→ Source excerpt
* * * * * * *
Even if you’ve hiked Bright Angel Trail at the Grand Canyon numerous times, you probably never knew the most amazing waterfall was just around the corner from you along Garden Creek. Because of the technical nature of this canyon, few of the hundreds of visitors who travel the trail every day ever get to see it. The rappels are long, wet, sometimes cold, and a little bit tricky at times, but those who put in the effort are rewarded with the most unexpected oasis. Camping at Havasupai Gardens one night makes it extra enjoyable.
🪢 This is a technical canyon with seven rappels up to 200 feet and several moderate downclimbs and slides. You will need two 200-foot ropes, a 200-foot pullcord, plus all the required safety equipment for rappelling and knowledge how to use it. This guide is not intended to provide instruction on how to descend a technical canyon safely.
* * * * * * *
→ Dataset excerpt
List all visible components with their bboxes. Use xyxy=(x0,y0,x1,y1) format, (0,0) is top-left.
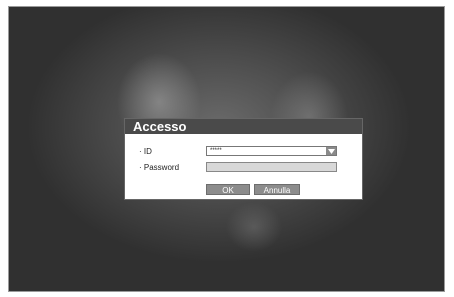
* * * * * * *
→ Task prompt
Answer these questions from the Garden Creek canyon guide:
(a) Where does the guide suggest camping for one night?
(b) How many rappels does the canyon have, and how long is the longest?
(c) What ropes does the route require?
The lines have no connection to the canyon guide.

→ Finished answer
(a) Havasupai Gardens
(b) Seven rappels, up to 200 feet
(c) Two 200-foot ropes and a 200-foot pullcord